# [Stated goal]
Output exactly the lines between the line that contains "Extract the structured" and the last line of the material, counting both.

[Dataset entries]
** Begin **
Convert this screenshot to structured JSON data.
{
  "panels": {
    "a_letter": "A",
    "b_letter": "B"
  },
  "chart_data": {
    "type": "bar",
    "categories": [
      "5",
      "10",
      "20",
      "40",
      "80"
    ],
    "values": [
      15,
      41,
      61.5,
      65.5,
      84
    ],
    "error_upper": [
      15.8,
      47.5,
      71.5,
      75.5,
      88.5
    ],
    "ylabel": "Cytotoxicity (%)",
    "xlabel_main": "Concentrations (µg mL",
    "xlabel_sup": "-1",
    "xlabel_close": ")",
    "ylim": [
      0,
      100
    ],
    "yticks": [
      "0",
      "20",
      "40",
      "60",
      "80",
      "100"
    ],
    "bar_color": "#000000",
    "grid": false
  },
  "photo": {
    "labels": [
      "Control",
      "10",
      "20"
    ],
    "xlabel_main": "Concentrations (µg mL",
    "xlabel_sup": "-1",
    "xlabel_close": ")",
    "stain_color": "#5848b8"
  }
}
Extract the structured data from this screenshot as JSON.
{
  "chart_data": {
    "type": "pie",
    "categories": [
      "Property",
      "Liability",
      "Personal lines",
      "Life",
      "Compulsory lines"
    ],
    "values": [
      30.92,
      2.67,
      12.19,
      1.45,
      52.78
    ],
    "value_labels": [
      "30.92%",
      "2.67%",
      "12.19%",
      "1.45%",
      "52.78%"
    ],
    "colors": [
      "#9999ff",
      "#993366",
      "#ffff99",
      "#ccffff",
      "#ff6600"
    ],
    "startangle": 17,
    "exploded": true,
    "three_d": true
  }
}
** End **
# [Answer in full]
Extract the structured data from this screenshot as JSON.
{
  "chart_data": {
    "type": "pie",
    "categories": [
      "Property",
      "Liability",
      "Personal lines",
      "Life",
      "Compulsory lines"
    ],
    "values": [
      30.92,
      2.67,
      12.19,
      1.45,
      52.78
    ],
    "value_labels": [
      "30.92%",
      "2.67%",
      "12.19%",
      "1.45%",
      "52.78%"
    ],
    "colors": [
      "#9999ff",
      "#993366",
      "#ffff99",
      "#ccffff",
      "#ff6600"
    ],
    "startangle": 17,
    "exploded": true,
    "three_d": true
  }
}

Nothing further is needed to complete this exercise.